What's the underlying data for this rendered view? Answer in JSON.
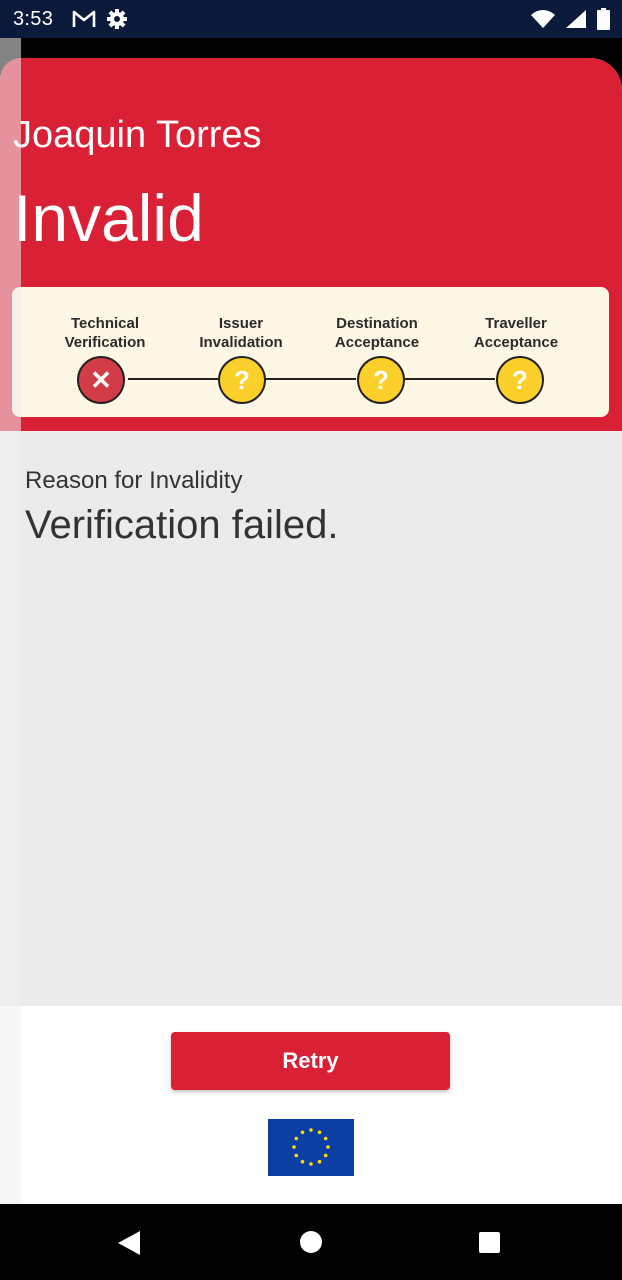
{
  "status_bar": {
    "time": "3:53",
    "icons": [
      "gmail-icon",
      "settings-icon",
      "wifi-icon",
      "signal-icon",
      "battery-icon"
    ]
  },
  "header": {
    "name": "Joaquin Torres",
    "status": "Invalid",
    "color": "#d92035"
  },
  "steps": [
    {
      "label_line1": "Technical",
      "label_line2": "Verification",
      "state": "failed",
      "symbol": "✕"
    },
    {
      "label_line1": "Issuer",
      "label_line2": "Invalidation",
      "state": "unknown",
      "symbol": "?"
    },
    {
      "label_line1": "Destination",
      "label_line2": "Acceptance",
      "state": "unknown",
      "symbol": "?"
    },
    {
      "label_line1": "Traveller",
      "label_line2": "Acceptance",
      "state": "unknown",
      "symbol": "?"
    }
  ],
  "reason": {
    "label": "Reason for Invalidity",
    "text": "Verification failed."
  },
  "footer": {
    "retry_label": "Retry",
    "flag": "eu-flag"
  },
  "nav": {
    "icons": [
      "back-icon",
      "home-icon",
      "recents-icon"
    ]
  }
}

* [Task details] Go back to the records above and write them out exactly, without the pictures.

* [Solution to the problem]
What's the underlying data for this rendered view? Answer in JSON.
{
  "status_bar": {
    "time": "3:53",
    "icons": [
      "gmail-icon",
      "settings-icon",
      "wifi-icon",
      "signal-icon",
      "battery-icon"
    ]
  },
  "header": {
    "name": "Joaquin Torres",
    "status": "Invalid",
    "color": "#d92035"
  },
  "steps": [
    {
      "label_line1": "Technical",
      "label_line2": "Verification",
      "state": "failed",
      "symbol": "✕"
    },
    {
      "label_line1": "Issuer",
      "label_line2": "Invalidation",
      "state": "unknown",
      "symbol": "?"
    },
    {
      "label_line1": "Destination",
      "label_line2": "Acceptance",
      "state": "unknown",
      "symbol": "?"
    },
    {
      "label_line1": "Traveller",
      "label_line2": "Acceptance",
      "state": "unknown",
      "symbol": "?"
    }
  ],
  "reason": {
    "label": "Reason for Invalidity",
    "text": "Verification failed."
  },
  "footer": {
    "retry_label": "Retry",
    "flag": "eu-flag"
  },
  "nav": {
    "icons": [
      "back-icon",
      "home-icon",
      "recents-icon"
    ]
  }
}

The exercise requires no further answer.